Among the lines below, list those containing the string "JSON".

▼▼▼

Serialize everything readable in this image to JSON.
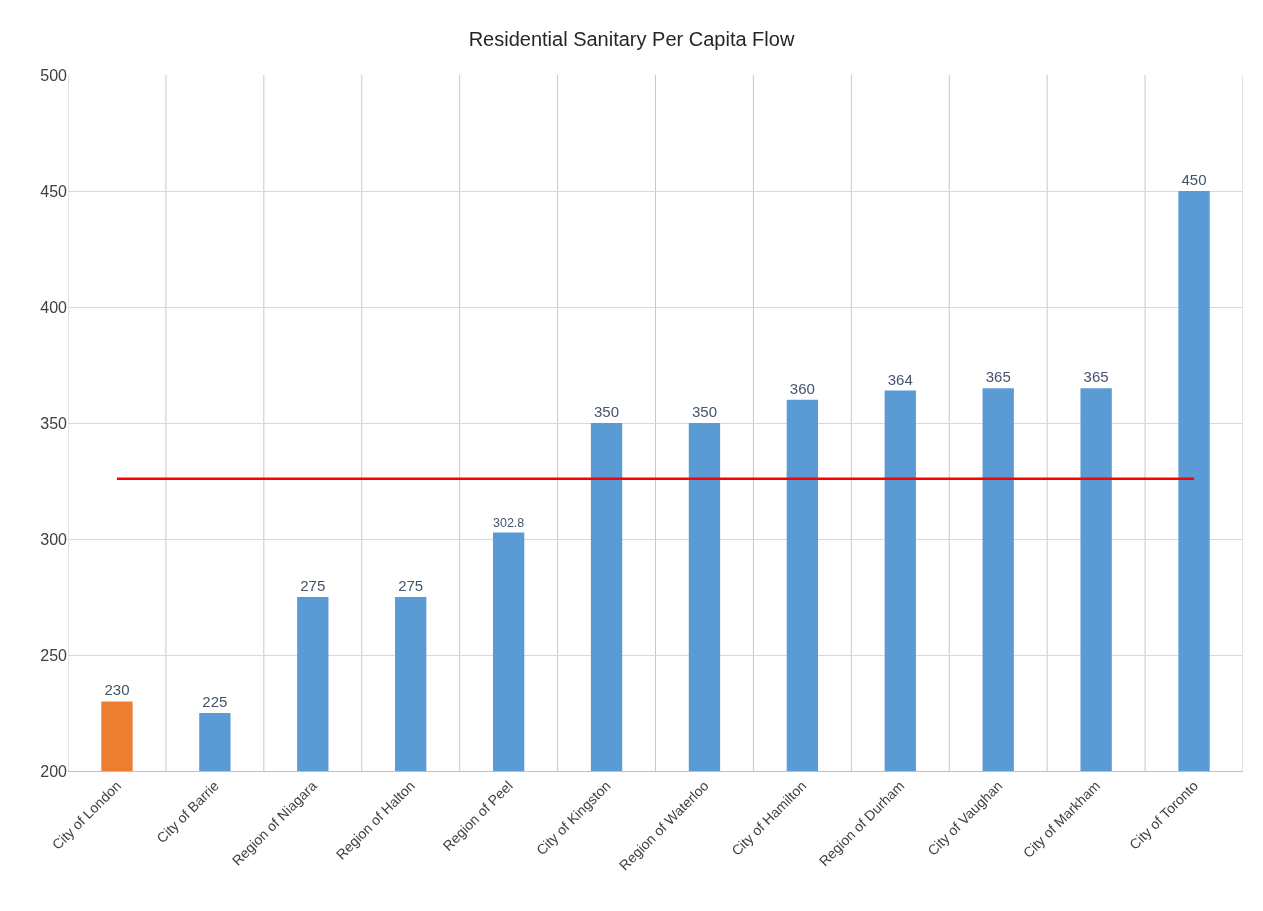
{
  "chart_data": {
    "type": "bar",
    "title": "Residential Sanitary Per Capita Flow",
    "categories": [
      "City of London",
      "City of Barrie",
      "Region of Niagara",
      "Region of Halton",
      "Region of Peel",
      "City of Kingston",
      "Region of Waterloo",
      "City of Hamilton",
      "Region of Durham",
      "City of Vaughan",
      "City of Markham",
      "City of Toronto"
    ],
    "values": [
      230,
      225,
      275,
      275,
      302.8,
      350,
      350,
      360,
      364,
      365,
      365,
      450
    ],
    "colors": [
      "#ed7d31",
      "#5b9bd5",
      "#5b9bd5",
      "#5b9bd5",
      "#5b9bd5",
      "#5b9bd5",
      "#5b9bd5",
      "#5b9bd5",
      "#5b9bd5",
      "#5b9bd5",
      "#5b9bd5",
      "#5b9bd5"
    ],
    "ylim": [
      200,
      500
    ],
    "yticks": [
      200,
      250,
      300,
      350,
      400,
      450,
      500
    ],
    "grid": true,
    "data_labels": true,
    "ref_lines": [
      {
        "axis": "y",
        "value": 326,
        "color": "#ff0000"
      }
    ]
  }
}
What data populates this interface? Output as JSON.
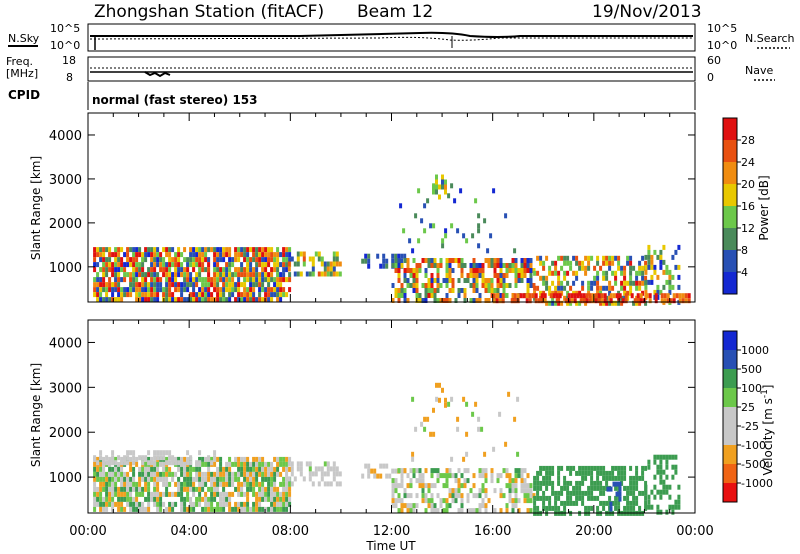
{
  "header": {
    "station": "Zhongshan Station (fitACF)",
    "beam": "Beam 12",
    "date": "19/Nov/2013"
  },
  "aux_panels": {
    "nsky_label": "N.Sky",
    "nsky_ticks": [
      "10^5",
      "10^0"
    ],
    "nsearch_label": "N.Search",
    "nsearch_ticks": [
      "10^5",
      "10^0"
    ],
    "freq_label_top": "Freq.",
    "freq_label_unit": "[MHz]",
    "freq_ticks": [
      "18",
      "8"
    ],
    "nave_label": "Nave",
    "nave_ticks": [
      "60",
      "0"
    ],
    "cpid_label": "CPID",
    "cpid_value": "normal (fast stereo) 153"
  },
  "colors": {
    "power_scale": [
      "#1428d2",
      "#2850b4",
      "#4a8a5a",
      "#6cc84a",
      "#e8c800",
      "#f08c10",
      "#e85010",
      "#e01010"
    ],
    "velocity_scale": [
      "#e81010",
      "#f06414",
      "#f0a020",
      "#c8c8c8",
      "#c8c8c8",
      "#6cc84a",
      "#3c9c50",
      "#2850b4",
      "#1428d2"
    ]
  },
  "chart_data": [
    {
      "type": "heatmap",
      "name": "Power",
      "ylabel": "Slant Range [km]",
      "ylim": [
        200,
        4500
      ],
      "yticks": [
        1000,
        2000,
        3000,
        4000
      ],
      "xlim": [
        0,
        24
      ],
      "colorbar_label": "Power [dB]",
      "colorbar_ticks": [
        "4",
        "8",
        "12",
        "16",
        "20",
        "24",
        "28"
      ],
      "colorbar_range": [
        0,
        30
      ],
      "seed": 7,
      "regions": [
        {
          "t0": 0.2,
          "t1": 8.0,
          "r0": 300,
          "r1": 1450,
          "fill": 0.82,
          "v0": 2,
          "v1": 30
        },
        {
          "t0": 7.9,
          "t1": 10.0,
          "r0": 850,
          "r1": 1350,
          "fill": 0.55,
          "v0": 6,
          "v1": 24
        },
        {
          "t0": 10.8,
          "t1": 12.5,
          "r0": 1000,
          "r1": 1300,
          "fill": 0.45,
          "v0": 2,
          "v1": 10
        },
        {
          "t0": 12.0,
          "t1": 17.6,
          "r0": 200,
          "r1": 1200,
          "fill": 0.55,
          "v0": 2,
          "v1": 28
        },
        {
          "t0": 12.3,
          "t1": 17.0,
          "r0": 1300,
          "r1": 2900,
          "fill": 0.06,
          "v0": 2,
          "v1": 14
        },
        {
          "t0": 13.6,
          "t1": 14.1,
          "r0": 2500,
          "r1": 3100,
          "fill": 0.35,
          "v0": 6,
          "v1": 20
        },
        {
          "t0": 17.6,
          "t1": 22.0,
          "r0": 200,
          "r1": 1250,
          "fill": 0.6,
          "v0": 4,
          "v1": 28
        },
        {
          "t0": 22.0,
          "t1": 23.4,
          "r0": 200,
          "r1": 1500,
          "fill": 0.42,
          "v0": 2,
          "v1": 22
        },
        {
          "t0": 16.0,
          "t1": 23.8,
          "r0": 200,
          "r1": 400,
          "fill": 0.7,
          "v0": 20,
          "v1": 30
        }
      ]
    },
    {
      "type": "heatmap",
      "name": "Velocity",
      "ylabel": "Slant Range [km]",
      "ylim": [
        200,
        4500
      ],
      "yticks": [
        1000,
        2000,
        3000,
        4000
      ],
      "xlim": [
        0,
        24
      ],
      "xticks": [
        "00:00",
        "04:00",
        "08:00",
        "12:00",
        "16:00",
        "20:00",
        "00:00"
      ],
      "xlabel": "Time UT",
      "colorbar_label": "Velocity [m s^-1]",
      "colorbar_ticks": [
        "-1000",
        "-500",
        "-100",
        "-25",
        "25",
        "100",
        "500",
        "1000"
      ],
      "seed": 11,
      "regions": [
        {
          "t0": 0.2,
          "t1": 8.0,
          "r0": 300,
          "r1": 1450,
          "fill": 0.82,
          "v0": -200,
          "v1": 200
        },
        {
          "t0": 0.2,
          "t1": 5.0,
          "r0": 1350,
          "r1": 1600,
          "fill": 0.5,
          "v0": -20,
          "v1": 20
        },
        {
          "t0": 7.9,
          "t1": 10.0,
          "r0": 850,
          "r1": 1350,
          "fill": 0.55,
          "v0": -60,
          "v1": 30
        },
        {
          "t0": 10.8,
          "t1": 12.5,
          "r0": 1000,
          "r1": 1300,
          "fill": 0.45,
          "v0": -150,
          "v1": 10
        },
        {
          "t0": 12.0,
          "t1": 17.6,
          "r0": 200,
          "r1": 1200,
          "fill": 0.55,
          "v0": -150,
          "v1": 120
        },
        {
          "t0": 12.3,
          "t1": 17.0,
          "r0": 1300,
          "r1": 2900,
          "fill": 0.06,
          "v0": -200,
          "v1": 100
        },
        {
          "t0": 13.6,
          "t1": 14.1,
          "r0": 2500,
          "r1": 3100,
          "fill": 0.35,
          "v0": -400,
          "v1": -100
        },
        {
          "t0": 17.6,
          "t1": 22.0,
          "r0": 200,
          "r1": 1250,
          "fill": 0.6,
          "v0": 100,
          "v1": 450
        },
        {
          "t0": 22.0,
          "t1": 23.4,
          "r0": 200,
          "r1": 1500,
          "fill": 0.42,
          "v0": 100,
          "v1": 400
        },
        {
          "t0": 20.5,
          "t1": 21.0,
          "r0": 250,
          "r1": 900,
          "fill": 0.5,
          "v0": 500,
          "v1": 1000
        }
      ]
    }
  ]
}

▲▲▲

### Response to this task:
Serialize everything readable in this image to JSON.
What data populates this interface? Output as JSON.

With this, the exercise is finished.